**EXERCISE DETAILS:** From the records below, pull each line that has "microphone".

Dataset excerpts
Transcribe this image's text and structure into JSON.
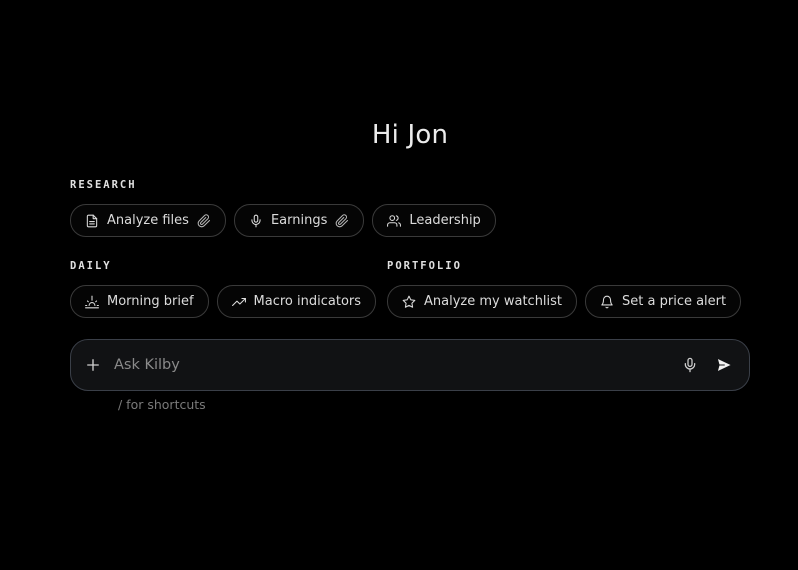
{
  "greeting": "Hi Jon",
  "sections": {
    "research": {
      "label": "RESEARCH",
      "chips": [
        {
          "label": "Analyze files",
          "icon": "file-icon",
          "trailing_icon": "paperclip-icon"
        },
        {
          "label": "Earnings",
          "icon": "microphone-icon",
          "trailing_icon": "paperclip-icon"
        },
        {
          "label": "Leadership",
          "icon": "users-icon"
        }
      ]
    },
    "daily": {
      "label": "DAILY",
      "chips": [
        {
          "label": "Morning brief",
          "icon": "sunrise-icon"
        },
        {
          "label": "Macro indicators",
          "icon": "trending-up-icon"
        }
      ]
    },
    "portfolio": {
      "label": "PORTFOLIO",
      "chips": [
        {
          "label": "Analyze my watchlist",
          "icon": "star-icon"
        },
        {
          "label": "Set a price alert",
          "icon": "bell-icon"
        }
      ]
    }
  },
  "composer": {
    "placeholder": "Ask Kilby",
    "value": "",
    "add_icon": "plus-icon",
    "mic_icon": "microphone-icon",
    "send_icon": "send-icon"
  },
  "hint": "/ for shortcuts",
  "colors": {
    "background": "#000000",
    "chip_border": "#3a3a3a",
    "composer_bg": "#111214",
    "composer_border": "#3a3f48",
    "text": "#dcdcdc",
    "muted": "#7a7a7a"
  }
}
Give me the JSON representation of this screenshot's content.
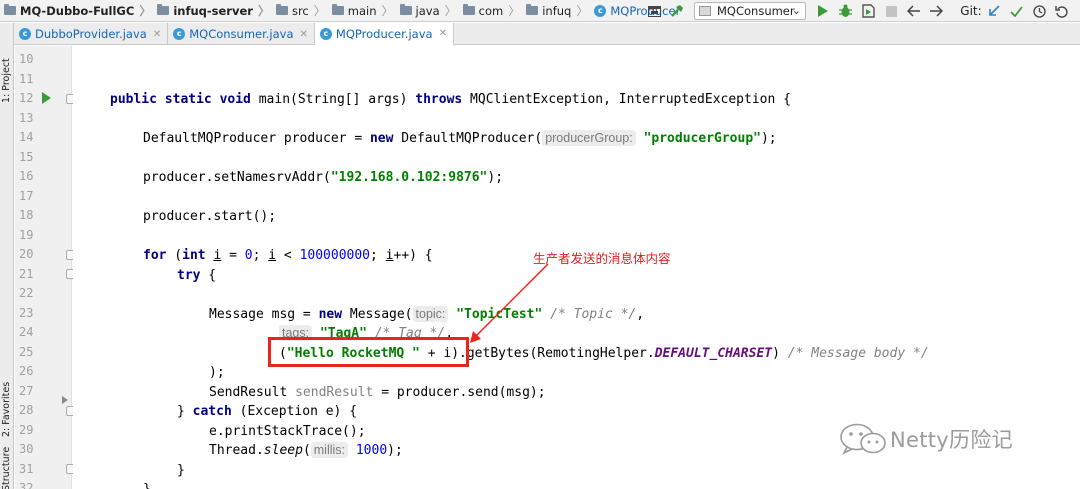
{
  "breadcrumb": {
    "project": "MQ-Dubbo-FullGC",
    "module": "infuq-server",
    "folders": [
      "src",
      "main",
      "java",
      "com",
      "infuq"
    ],
    "file": "MQProducer",
    "file_icon_letter": "c"
  },
  "toolbar": {
    "run_config": "MQConsumer",
    "git_label": "Git:",
    "icons": [
      "layout-icon",
      "hammer-icon",
      "run-icon",
      "debug-icon",
      "coverage-icon",
      "stop-icon",
      "back-icon",
      "forward-icon",
      "update-icon",
      "commit-icon",
      "history-icon",
      "rollback-icon"
    ]
  },
  "tabs": [
    {
      "label": "DubboProvider.java",
      "active": false
    },
    {
      "label": "MQConsumer.java",
      "active": false
    },
    {
      "label": "MQProducer.java",
      "active": true
    }
  ],
  "side_panels": {
    "project": "1: Project",
    "favorites": "2: Favorites",
    "structure": "Structure"
  },
  "editor": {
    "line_numbers": [
      "10",
      "11",
      "12",
      "13",
      "14",
      "15",
      "16",
      "17",
      "18",
      "19",
      "20",
      "21",
      "22",
      "23",
      "24",
      "25",
      "26",
      "27",
      "28",
      "29",
      "30",
      "31",
      "32"
    ],
    "lines": {
      "l12": {
        "kw1": "public static void",
        "t1": " main(String[] args) ",
        "kw2": "throws",
        "t2": " MQClientException, InterruptedException {"
      },
      "l14": {
        "t1": "DefaultMQProducer producer = ",
        "kw1": "new",
        "t2": " DefaultMQProducer(",
        "hint": "producerGroup:",
        "str": "\"producerGroup\"",
        "t3": ");"
      },
      "l16": {
        "t1": "producer.setNamesrvAddr(",
        "str": "\"192.168.0.102:9876\"",
        "t2": ");"
      },
      "l18": {
        "t1": "producer.start();"
      },
      "l20": {
        "kw1": "for",
        "t1": " (",
        "kw2": "int",
        "t2": " ",
        "v1": "i",
        "t3": " = ",
        "n1": "0",
        "t4": "; ",
        "v2": "i",
        "t5": " < ",
        "n2": "100000000",
        "t6": "; ",
        "v3": "i",
        "t7": "++) {"
      },
      "l21": {
        "kw1": "try",
        "t1": " {"
      },
      "l23": {
        "t1": "Message msg = ",
        "kw1": "new",
        "t2": " Message(",
        "hint": "topic:",
        "str": "\"TopicTest\"",
        "t3": " ",
        "cmt": "/* Topic */",
        "t4": ","
      },
      "l24": {
        "hint": "tags:",
        "str": "\"TagA\"",
        "t1": " ",
        "cmt": "/* Tag */",
        "t2": ","
      },
      "l25": {
        "t1": "(",
        "str": "\"Hello RocketMQ \"",
        "t2": " + i).getBytes(RemotingHelper.",
        "const": "DEFAULT_CHARSET",
        "t3": ") ",
        "cmt": "/* Message body */"
      },
      "l26": {
        "t1": ");"
      },
      "l27": {
        "t1": "SendResult ",
        "unused": "sendResult",
        "t2": " = producer.send(msg);"
      },
      "l28": {
        "t1": "} ",
        "kw1": "catch",
        "t2": " (Exception e) {"
      },
      "l29": {
        "t1": "e.printStackTrace();"
      },
      "l30": {
        "t1": "Thread.",
        "ital": "sleep",
        "t2": "(",
        "hint": "millis:",
        "n1": "1000",
        "t3": ");"
      },
      "l31": {
        "t1": "}"
      },
      "l32": {
        "t1": "}"
      }
    }
  },
  "annotation": {
    "label": "生产者发送的消息体内容",
    "color": "#e8241b"
  },
  "watermark": {
    "text": "Netty历险记",
    "icon": "wechat-icon"
  }
}
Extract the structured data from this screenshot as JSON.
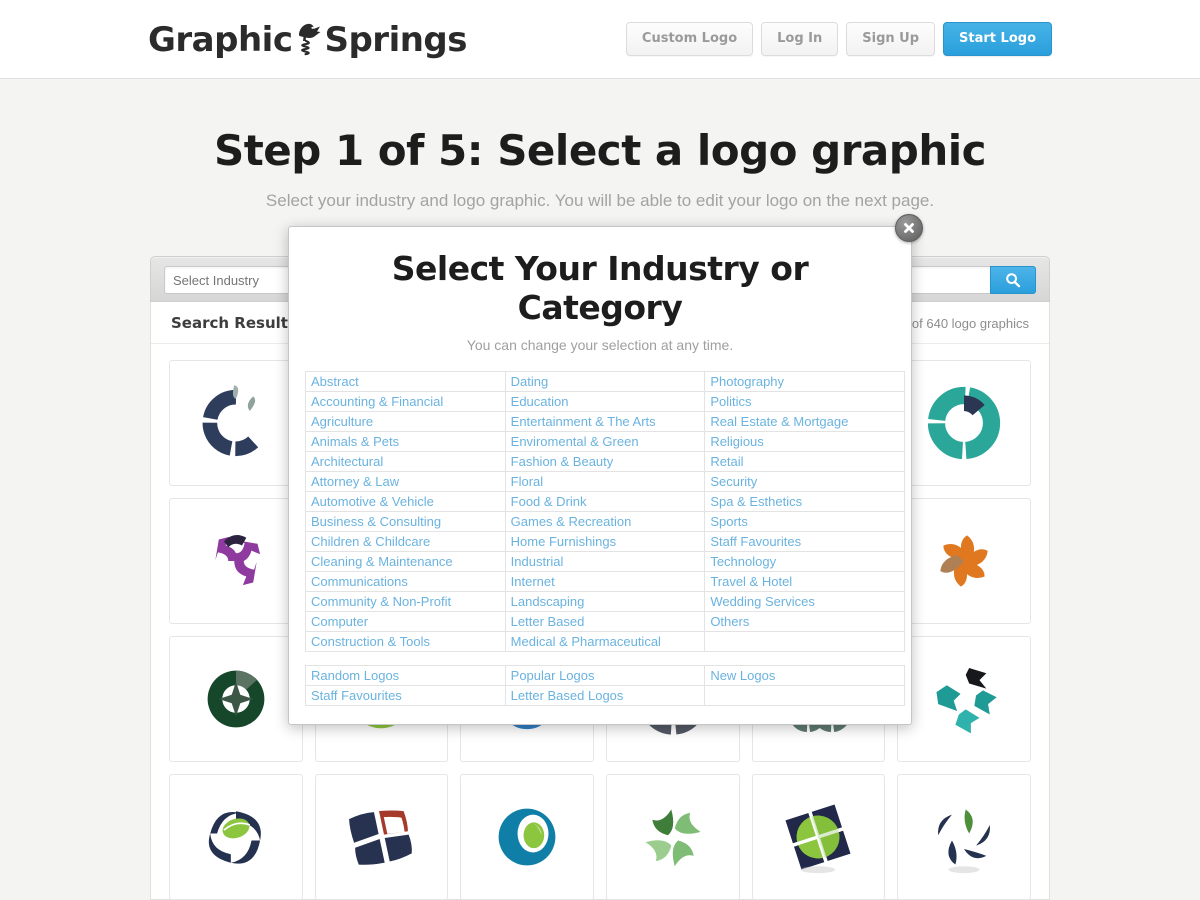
{
  "header": {
    "brand_left": "Graphic",
    "brand_right": "Springs",
    "brand_icon": "kangaroo-on-spring-icon",
    "nav": [
      {
        "label": "Custom Logo",
        "style": "ghost",
        "name": "custom-logo-button"
      },
      {
        "label": "Log In",
        "style": "ghost",
        "name": "log-in-button"
      },
      {
        "label": "Sign Up",
        "style": "ghost",
        "name": "sign-up-button"
      },
      {
        "label": "Start Logo",
        "style": "primary",
        "name": "start-logo-button"
      }
    ],
    "primary_color": "#2a9fdc"
  },
  "page": {
    "title": "Step 1 of 5: Select a logo graphic",
    "subtitle": "Select your industry and logo graphic. You will be able to edit your logo on the next page."
  },
  "search": {
    "industry_placeholder": "Select Industry",
    "industry_value": "",
    "keyword_placeholder": "",
    "keyword_value": "",
    "search_icon": "magnifier-icon"
  },
  "results": {
    "title": "Search Results",
    "count_text": "of 640 logo graphics"
  },
  "modal": {
    "title": "Select Your Industry or Category",
    "subtitle": "You can change your selection at any time.",
    "close_icon": "close-x-icon",
    "link_color": "#6ab3e0",
    "categories": [
      [
        "Abstract",
        "Dating",
        "Photography"
      ],
      [
        "Accounting & Financial",
        "Education",
        "Politics"
      ],
      [
        "Agriculture",
        "Entertainment & The Arts",
        "Real Estate & Mortgage"
      ],
      [
        "Animals & Pets",
        "Enviromental & Green",
        "Religious"
      ],
      [
        "Architectural",
        "Fashion & Beauty",
        "Retail"
      ],
      [
        "Attorney & Law",
        "Floral",
        "Security"
      ],
      [
        "Automotive & Vehicle",
        "Food & Drink",
        "Spa & Esthetics"
      ],
      [
        "Business & Consulting",
        "Games & Recreation",
        "Sports"
      ],
      [
        "Children & Childcare",
        "Home Furnishings",
        "Staff Favourites"
      ],
      [
        "Cleaning & Maintenance",
        "Industrial",
        "Technology"
      ],
      [
        "Communications",
        "Internet",
        "Travel & Hotel"
      ],
      [
        "Community & Non-Profit",
        "Landscaping",
        "Wedding Services"
      ],
      [
        "Computer",
        "Letter Based",
        "Others"
      ],
      [
        "Construction & Tools",
        "Medical & Pharmaceutical",
        ""
      ]
    ],
    "quick_links": [
      [
        "Random Logos",
        "Popular Logos",
        "New Logos"
      ],
      [
        "Staff Favourites",
        "Letter Based Logos",
        ""
      ]
    ]
  },
  "logo_grid": {
    "tiles": [
      {
        "name": "logo-thumb-navy-swirl-ring",
        "icon": "navy-broken-ring"
      },
      {
        "name": "logo-thumb-hidden-1",
        "icon": "hidden"
      },
      {
        "name": "logo-thumb-hidden-2",
        "icon": "hidden"
      },
      {
        "name": "logo-thumb-hidden-3",
        "icon": "hidden"
      },
      {
        "name": "logo-thumb-hidden-4",
        "icon": "hidden"
      },
      {
        "name": "logo-thumb-teal-donut",
        "icon": "teal-donut-ring"
      },
      {
        "name": "logo-thumb-purple-pinwheel",
        "icon": "purple-arrow-pinwheel"
      },
      {
        "name": "logo-thumb-hidden-5",
        "icon": "hidden"
      },
      {
        "name": "logo-thumb-hidden-6",
        "icon": "hidden"
      },
      {
        "name": "logo-thumb-hidden-7",
        "icon": "hidden"
      },
      {
        "name": "logo-thumb-hidden-8",
        "icon": "hidden"
      },
      {
        "name": "logo-thumb-orange-pinwheel",
        "icon": "orange-petal-pinwheel"
      },
      {
        "name": "logo-thumb-green-star-ring",
        "icon": "green-star-circle"
      },
      {
        "name": "logo-thumb-blue-green-globe",
        "icon": "blue-green-swoosh-globe"
      },
      {
        "name": "logo-thumb-leaf-globe",
        "icon": "green-leaf-blue-globe"
      },
      {
        "name": "logo-thumb-gray-sphere-ring",
        "icon": "gray-ring-sphere"
      },
      {
        "name": "logo-thumb-double-ring",
        "icon": "interlocking-dark-rings"
      },
      {
        "name": "logo-thumb-teal-arrows",
        "icon": "teal-black-arrow-cluster"
      },
      {
        "name": "logo-thumb-navy-green-swirl",
        "icon": "navy-swirl-green-leaf"
      },
      {
        "name": "logo-thumb-navy-window",
        "icon": "navy-quad-window-red"
      },
      {
        "name": "logo-thumb-blue-eye",
        "icon": "blue-circle-green-eye"
      },
      {
        "name": "logo-thumb-green-leaf-pinwheel",
        "icon": "green-leaf-pinwheel"
      },
      {
        "name": "logo-thumb-green-navy-diamond",
        "icon": "green-navy-quad-diamond"
      },
      {
        "name": "logo-thumb-navy-green-fan",
        "icon": "navy-green-curved-fan"
      }
    ]
  }
}
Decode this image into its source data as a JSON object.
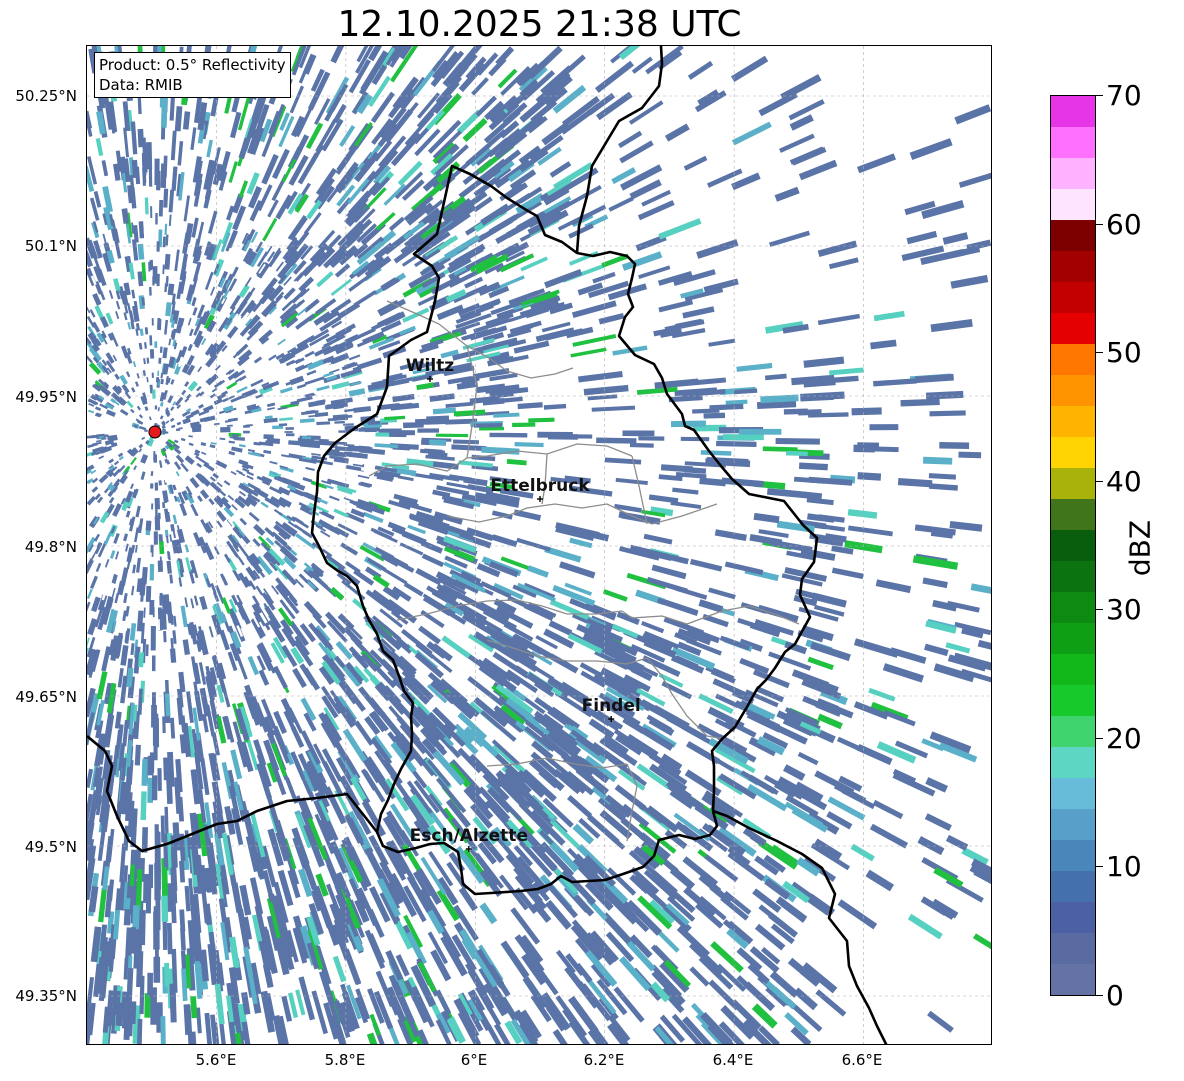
{
  "title": "12.10.2025 21:38 UTC",
  "info": {
    "product": "Product: 0.5° Reflectivity",
    "data_source": "Data: RMIB"
  },
  "axes": {
    "x_ticks": [
      "5.6°E",
      "5.8°E",
      "6°E",
      "6.2°E",
      "6.4°E",
      "6.6°E"
    ],
    "y_ticks": [
      "50.25°N",
      "50.1°N",
      "49.95°N",
      "49.8°N",
      "49.65°N",
      "49.5°N",
      "49.35°N"
    ],
    "lon_range": [
      5.4,
      6.8
    ],
    "lat_range": [
      49.3,
      50.3
    ],
    "grid": true
  },
  "cities": [
    {
      "name": "Wiltz",
      "lon": 5.93,
      "lat": 49.967
    },
    {
      "name": "Ettelbruck",
      "lon": 6.1,
      "lat": 49.847
    },
    {
      "name": "Findel",
      "lon": 6.21,
      "lat": 49.627
    },
    {
      "name": "Esch/Alzette",
      "lon": 5.99,
      "lat": 49.497
    }
  ],
  "radar_site": {
    "lon": 5.505,
    "lat": 49.914,
    "color": "#e41a1c"
  },
  "colorbar": {
    "label": "dBZ",
    "min": 0,
    "max": 70,
    "tick_labels": [
      "0",
      "10",
      "20",
      "30",
      "40",
      "50",
      "60",
      "70"
    ],
    "colors": [
      "#6572a5",
      "#5a6ba1",
      "#4b61a3",
      "#4470ab",
      "#4a86b9",
      "#58a0c9",
      "#66bcd9",
      "#5dd6c4",
      "#3fd46e",
      "#17c92a",
      "#12b71a",
      "#0f9f15",
      "#0d8a12",
      "#0b7410",
      "#095e0d",
      "#41751b",
      "#a8b20a",
      "#ffd400",
      "#ffb500",
      "#ff9400",
      "#ff7700",
      "#e40000",
      "#c30000",
      "#a30000",
      "#7d0000",
      "#ffe4ff",
      "#ffb2ff",
      "#ff70ff",
      "#e635e6"
    ]
  },
  "colors": {
    "echo_main": "#5a74a8",
    "echo_light": "#5ab0c8",
    "echo_cyan": "#56d0c0",
    "echo_green": "#20c040",
    "border_country": "#000000",
    "border_canton": "#8c8c8c"
  }
}
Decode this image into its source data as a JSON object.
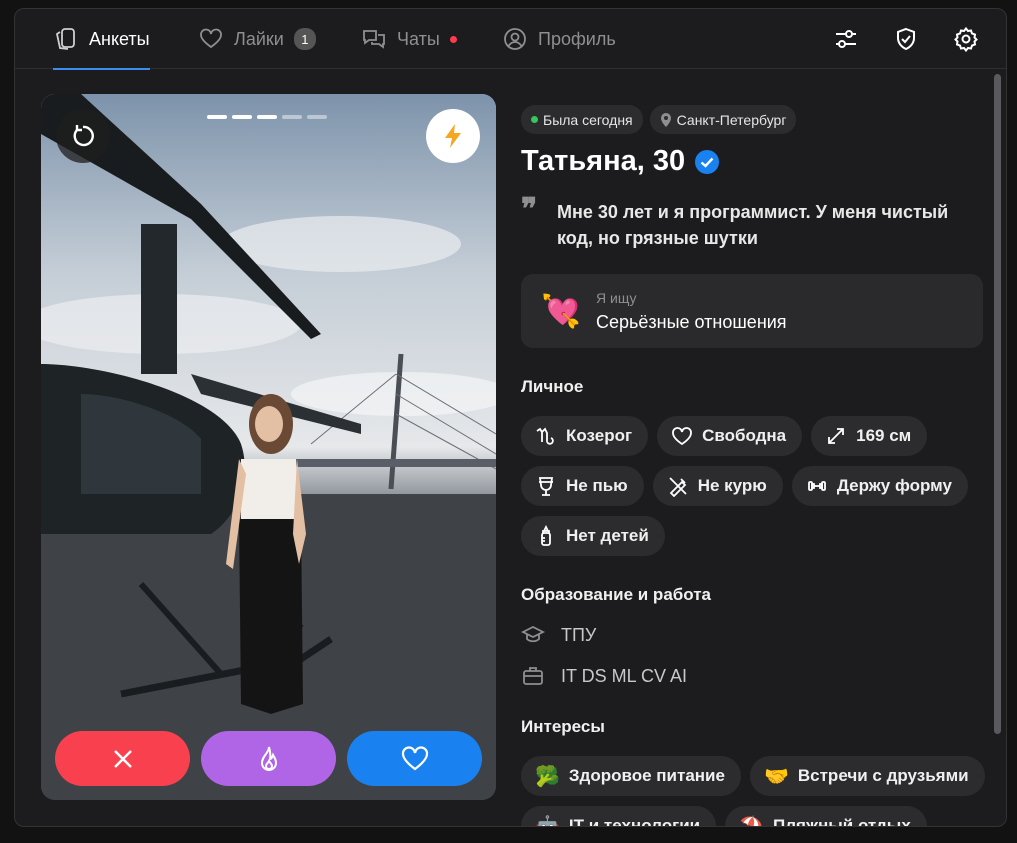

**TASK OUTPUT:**
          "icon": "microphone-icon",
    "mic_icon": "microphone-icon",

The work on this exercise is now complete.